→ **Exercise brief**: Reproduce the passage on creative thinking below word for word, in full.

→ **Source passage**:
· · · · · · ·

Creative Thinking: 6 Ways to Discover New Ideas (That Don’t Rely on Eureka Moments)

Creative thinking is the act of expressing an idea or solving a problem in a novel and useful way. Though it might seem abstract, thinking creatively really comes down to knowing what you want to accomplish, coming up with possibilities, and then testing them against reality.

Said with a little more panache, “Creativity is a wild mind and a disciplined eye.” Most people mistakenly think creativity rests solely on eureka moments, but professionals know systems are what help you consistently bring abstract ideas into the tangible world.

Principles for thinking creatively

We’re better off starting with a set of principles for creative thinking before getting into habits and tactics. These aren’t strict rules, but instead recurring patterns in the creative process that are worth noticing.

Why? Because whenever you’re stuck, applying one of your principles is like wearing a lens: it helps you see the problem in a specific and familiar way, which can help speed up the path to insight.

· · · · · · ·

→ **Data rows**:

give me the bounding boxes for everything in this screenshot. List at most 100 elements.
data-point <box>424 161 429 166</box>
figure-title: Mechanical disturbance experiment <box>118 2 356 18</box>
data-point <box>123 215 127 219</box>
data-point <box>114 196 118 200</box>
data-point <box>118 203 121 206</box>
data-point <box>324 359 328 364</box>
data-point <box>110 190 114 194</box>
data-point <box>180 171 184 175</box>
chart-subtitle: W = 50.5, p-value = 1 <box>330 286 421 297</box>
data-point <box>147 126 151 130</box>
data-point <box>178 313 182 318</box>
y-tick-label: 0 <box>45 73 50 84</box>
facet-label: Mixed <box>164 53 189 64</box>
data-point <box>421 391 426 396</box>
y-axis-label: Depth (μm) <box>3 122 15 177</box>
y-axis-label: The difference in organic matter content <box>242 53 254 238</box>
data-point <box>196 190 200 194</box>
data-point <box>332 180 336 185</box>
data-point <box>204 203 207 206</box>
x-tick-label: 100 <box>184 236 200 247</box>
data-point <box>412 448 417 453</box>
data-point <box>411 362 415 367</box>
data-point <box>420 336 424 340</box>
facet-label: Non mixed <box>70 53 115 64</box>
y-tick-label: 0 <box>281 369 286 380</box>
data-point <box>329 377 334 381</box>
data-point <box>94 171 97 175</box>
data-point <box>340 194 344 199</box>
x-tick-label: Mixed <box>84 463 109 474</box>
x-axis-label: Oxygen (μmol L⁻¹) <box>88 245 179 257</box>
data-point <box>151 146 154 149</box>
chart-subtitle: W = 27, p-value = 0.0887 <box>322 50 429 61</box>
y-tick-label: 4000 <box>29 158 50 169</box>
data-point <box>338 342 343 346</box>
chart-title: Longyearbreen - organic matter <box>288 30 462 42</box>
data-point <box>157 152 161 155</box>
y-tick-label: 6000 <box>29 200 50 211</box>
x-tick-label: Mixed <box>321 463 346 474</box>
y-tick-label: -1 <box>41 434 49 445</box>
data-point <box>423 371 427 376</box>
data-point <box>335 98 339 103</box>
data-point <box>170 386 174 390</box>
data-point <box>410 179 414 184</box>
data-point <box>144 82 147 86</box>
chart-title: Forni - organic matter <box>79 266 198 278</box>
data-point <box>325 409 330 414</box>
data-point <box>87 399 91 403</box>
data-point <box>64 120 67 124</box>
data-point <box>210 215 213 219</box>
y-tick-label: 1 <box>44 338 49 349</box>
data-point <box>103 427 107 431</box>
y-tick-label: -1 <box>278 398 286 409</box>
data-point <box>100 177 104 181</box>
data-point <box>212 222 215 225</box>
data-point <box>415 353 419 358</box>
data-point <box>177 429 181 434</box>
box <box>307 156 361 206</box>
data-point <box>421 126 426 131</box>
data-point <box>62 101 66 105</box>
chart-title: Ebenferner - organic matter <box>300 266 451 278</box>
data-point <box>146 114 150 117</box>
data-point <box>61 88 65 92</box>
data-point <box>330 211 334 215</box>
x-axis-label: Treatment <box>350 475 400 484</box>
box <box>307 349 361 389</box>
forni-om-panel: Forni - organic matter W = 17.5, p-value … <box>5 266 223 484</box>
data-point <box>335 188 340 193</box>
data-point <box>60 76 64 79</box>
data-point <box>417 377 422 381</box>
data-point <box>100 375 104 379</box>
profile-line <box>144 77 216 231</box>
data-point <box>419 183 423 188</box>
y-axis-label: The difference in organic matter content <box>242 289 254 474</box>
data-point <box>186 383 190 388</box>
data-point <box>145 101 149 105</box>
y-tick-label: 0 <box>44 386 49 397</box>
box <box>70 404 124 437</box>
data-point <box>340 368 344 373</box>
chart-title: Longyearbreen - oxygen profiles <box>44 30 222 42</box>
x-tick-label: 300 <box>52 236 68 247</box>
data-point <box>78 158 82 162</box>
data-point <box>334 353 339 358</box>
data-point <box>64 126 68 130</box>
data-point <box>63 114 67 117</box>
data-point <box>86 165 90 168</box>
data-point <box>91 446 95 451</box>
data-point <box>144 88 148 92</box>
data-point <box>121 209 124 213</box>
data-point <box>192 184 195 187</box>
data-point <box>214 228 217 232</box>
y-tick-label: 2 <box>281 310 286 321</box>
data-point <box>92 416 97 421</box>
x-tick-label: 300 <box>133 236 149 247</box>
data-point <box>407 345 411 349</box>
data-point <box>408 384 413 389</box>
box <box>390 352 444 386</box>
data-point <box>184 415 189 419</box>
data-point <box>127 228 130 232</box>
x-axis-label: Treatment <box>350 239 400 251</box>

· · · · · · ·

→ **Response to this exercise**:
Creative Thinking: 6 Ways to Discover New Ideas (That Don’t Rely on Eureka Moments)

Creative thinking is the act of expressing an idea or solving a problem in a novel and useful way. Though it might seem abstract, thinking creatively really comes down to knowing what you want to accomplish, coming up with possibilities, and then testing them against reality.

Said with a little more panache, “Creativity is a wild mind and a disciplined eye.” Most people mistakenly think creativity rests solely on eureka moments, but professionals know systems are what help you consistently bring abstract ideas into the tangible world.

Principles for thinking creatively

We’re better off starting with a set of principles for creative thinking before getting into habits and tactics. These aren’t strict rules, but instead recurring patterns in the creative process that are worth noticing.

Why? Because whenever you’re stuck, applying one of your principles is like wearing a lens: it helps you see the problem in a specific and familiar way, which can help speed up the path to insight.